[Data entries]
━━━━━━

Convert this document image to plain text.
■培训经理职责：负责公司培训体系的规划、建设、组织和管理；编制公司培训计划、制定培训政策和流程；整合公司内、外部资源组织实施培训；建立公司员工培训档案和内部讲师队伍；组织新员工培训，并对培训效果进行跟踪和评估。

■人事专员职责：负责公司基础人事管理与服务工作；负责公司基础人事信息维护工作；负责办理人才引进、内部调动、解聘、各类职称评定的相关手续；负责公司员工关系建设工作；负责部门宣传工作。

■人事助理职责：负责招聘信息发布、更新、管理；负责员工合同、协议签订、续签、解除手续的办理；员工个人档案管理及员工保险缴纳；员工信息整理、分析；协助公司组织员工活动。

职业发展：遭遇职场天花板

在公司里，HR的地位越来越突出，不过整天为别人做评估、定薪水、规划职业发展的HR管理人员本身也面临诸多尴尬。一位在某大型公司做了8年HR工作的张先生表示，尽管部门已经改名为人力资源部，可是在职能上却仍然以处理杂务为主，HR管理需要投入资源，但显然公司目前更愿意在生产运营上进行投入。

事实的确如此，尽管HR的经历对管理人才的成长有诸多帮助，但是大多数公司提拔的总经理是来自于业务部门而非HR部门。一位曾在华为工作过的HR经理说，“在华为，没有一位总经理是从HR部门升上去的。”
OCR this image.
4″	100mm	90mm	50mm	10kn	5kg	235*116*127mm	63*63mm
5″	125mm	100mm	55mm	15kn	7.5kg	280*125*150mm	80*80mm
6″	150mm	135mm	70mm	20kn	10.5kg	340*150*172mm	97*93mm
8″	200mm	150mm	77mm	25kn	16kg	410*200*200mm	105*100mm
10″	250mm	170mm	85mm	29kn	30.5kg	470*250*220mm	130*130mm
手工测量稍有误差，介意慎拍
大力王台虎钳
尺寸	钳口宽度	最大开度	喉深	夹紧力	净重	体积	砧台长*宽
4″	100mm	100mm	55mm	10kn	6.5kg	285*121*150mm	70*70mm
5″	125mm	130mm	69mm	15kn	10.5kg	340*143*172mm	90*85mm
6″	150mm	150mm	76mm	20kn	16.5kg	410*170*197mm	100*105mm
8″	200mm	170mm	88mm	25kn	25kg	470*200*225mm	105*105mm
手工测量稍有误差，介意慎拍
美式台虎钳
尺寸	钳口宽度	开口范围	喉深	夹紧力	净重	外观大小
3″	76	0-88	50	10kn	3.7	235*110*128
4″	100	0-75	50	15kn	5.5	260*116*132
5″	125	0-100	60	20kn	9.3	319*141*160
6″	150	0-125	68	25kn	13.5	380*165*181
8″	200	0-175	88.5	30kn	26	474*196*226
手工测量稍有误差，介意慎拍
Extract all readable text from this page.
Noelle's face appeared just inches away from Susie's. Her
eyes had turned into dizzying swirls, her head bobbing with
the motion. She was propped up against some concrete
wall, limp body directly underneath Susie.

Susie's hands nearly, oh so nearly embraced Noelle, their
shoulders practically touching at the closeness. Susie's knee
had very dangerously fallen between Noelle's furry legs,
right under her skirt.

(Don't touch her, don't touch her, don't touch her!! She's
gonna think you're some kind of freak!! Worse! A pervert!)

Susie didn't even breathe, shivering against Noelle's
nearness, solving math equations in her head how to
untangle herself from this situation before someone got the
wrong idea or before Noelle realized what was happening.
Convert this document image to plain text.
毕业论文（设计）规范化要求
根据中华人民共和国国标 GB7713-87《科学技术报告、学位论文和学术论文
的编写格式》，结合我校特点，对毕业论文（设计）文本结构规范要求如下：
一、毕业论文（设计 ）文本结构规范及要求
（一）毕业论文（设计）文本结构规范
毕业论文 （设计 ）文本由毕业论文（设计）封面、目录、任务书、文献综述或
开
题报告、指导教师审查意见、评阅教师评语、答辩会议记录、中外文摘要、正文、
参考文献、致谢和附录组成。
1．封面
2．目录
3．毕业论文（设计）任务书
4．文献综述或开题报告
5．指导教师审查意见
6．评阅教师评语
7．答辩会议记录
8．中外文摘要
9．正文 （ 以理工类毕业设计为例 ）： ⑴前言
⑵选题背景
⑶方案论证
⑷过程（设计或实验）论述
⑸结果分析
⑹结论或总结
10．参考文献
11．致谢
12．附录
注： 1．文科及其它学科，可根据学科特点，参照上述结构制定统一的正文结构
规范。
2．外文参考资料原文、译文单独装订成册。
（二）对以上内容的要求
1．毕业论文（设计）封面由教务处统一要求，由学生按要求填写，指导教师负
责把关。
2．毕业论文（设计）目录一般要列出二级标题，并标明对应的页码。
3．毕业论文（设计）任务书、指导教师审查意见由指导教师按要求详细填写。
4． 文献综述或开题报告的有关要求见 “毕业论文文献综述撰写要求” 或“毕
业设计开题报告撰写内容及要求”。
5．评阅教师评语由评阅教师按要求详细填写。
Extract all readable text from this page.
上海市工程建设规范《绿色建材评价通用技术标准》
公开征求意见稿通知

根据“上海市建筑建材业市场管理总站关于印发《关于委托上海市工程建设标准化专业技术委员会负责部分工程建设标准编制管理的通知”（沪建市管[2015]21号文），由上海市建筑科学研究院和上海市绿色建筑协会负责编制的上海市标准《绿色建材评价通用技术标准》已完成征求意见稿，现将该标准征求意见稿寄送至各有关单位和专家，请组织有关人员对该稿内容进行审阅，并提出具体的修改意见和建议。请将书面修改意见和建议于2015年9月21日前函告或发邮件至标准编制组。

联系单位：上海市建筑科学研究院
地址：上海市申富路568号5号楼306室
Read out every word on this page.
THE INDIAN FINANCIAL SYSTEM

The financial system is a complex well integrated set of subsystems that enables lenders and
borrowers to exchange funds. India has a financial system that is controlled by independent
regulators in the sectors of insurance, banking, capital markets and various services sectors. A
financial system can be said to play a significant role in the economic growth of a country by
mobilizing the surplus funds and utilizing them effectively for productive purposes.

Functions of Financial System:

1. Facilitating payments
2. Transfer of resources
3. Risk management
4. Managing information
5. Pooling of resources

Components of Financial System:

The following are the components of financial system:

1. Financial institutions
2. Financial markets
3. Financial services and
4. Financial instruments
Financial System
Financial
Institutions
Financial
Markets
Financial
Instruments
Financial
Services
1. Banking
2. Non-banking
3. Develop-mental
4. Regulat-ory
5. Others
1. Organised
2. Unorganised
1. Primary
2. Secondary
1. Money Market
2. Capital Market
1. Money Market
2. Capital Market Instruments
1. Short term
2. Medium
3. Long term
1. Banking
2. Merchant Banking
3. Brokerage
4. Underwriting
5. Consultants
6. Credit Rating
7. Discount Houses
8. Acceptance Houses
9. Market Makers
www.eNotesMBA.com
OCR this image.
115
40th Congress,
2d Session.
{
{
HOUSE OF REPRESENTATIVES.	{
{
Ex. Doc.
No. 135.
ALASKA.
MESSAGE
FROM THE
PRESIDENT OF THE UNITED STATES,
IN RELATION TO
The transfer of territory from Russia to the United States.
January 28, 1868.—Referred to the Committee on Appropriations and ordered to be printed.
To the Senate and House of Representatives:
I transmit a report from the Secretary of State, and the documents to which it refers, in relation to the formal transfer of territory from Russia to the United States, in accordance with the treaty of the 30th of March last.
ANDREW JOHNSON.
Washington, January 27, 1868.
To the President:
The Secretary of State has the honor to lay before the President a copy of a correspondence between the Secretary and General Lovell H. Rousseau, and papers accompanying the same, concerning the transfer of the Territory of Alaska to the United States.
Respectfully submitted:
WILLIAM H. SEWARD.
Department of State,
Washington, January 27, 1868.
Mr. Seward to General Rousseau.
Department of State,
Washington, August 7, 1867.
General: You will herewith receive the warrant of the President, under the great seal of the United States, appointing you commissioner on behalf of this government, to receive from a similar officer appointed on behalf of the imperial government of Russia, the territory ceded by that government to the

━━━━━━

Copy out each line of the records where the string "绿色建材评价通用技术标准" appears.

上海市工程建设规范《绿色建材评价通用技术标准》
根据“上海市建筑建材业市场管理总站关于印发《关于委托上海市工程建设标准化专业技术委员会负责部分工程建设标准编制管理的通知”（沪建市管[2015]21号文），由上海市建筑科学研究院和上海市绿色建筑协会负责编制的上海市标准《绿色建材评价通用技术标准》已完成征求意见稿，现将该标准征求意见稿寄送至各有关单位和专家，请组织有关人员对该稿内容进行审阅，并提出具体的修改意见和建议。请将书面修改意见和建议于2015年9月21日前函告或发邮件至标准编制组。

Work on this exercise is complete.